Exercise description | Each line below either holds the string "设置显示位置" or doesn't. Count those that do and give only the number.

Given data |
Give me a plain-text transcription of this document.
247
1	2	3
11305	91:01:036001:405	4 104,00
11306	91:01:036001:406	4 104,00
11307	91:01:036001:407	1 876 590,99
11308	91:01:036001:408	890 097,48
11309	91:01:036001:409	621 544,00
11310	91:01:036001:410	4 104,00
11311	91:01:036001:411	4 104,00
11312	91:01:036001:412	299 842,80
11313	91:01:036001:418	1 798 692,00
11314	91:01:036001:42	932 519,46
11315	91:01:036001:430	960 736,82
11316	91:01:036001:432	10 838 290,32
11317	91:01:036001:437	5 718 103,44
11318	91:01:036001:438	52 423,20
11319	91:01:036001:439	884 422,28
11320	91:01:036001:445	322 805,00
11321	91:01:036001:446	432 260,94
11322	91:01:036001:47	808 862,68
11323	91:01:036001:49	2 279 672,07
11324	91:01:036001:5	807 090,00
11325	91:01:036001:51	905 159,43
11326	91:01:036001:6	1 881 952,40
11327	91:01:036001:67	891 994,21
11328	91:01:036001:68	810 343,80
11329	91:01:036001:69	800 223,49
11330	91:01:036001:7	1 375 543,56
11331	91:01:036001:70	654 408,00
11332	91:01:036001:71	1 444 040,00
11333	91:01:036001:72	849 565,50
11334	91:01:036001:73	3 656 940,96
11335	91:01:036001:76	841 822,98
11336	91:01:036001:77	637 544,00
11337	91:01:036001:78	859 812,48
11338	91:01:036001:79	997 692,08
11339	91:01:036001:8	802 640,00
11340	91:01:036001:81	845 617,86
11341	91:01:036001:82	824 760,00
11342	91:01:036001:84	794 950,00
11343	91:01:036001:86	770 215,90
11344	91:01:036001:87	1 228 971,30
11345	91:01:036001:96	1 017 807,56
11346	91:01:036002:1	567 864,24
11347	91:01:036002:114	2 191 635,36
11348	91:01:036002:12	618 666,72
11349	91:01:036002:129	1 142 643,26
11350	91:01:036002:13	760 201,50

* * *

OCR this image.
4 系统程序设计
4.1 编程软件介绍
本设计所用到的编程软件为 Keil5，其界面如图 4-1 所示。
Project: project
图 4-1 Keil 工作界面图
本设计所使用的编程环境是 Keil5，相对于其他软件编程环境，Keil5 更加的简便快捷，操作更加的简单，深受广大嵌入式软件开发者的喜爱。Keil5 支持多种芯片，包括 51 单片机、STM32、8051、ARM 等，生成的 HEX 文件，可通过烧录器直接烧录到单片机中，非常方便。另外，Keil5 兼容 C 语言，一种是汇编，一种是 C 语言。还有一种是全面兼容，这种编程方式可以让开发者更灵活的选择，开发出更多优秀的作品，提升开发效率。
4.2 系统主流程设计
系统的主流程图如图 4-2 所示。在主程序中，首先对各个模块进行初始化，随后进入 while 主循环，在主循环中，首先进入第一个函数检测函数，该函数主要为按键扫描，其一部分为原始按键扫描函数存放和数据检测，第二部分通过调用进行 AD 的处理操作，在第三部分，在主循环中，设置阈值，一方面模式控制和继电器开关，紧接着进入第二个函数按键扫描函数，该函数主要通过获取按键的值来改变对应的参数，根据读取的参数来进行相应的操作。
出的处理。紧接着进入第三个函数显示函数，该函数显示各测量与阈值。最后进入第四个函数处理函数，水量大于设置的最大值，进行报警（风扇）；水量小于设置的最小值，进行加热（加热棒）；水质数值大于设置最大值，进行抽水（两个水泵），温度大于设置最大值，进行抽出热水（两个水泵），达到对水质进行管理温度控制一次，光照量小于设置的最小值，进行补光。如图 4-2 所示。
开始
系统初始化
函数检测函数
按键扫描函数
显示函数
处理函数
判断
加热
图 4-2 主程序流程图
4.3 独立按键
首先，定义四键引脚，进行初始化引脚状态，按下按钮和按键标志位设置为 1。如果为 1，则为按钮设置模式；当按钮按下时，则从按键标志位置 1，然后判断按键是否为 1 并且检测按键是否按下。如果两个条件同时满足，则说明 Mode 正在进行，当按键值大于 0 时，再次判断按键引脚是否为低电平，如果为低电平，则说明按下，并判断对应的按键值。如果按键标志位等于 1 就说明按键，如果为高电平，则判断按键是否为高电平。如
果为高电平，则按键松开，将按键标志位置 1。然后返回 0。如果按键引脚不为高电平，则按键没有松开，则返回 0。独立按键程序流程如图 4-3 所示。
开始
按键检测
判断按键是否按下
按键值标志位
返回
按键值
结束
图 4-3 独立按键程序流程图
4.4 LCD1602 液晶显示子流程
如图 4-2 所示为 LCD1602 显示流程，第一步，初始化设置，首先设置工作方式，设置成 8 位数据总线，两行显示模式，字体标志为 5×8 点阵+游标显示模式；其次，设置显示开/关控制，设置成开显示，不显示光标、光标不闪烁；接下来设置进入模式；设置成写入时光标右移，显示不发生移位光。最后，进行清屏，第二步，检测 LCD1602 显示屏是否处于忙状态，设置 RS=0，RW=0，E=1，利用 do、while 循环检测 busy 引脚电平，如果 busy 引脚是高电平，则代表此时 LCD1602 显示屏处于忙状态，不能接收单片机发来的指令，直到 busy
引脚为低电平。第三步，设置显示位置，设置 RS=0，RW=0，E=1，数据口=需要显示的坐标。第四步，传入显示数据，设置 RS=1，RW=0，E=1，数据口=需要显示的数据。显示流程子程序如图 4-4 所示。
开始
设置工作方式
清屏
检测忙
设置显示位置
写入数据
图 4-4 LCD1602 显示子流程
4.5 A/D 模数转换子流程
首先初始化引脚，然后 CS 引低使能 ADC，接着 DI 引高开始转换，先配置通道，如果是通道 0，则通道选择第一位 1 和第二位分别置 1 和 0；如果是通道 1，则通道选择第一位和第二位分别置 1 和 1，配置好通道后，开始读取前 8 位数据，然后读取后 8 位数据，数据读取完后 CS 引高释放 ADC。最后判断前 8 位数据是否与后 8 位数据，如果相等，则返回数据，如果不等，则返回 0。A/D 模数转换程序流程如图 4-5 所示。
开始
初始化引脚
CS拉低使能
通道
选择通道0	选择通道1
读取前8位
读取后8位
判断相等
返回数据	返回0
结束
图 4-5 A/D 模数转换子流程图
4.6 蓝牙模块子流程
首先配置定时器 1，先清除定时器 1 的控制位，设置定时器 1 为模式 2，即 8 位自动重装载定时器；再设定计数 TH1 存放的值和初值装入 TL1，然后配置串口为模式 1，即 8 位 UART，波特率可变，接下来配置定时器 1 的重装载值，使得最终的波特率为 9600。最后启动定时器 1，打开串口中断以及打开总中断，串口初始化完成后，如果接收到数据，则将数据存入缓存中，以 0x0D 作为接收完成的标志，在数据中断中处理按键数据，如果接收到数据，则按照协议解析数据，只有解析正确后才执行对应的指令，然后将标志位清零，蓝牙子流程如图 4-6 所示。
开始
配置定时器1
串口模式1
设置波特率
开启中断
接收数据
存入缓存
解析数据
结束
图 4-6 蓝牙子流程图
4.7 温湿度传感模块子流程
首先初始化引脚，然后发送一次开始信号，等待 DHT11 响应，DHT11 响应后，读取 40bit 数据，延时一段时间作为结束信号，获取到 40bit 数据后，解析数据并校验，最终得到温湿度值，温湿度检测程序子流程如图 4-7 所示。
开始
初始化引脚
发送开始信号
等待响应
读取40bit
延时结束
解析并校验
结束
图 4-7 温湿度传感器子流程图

Solution to this problem | 2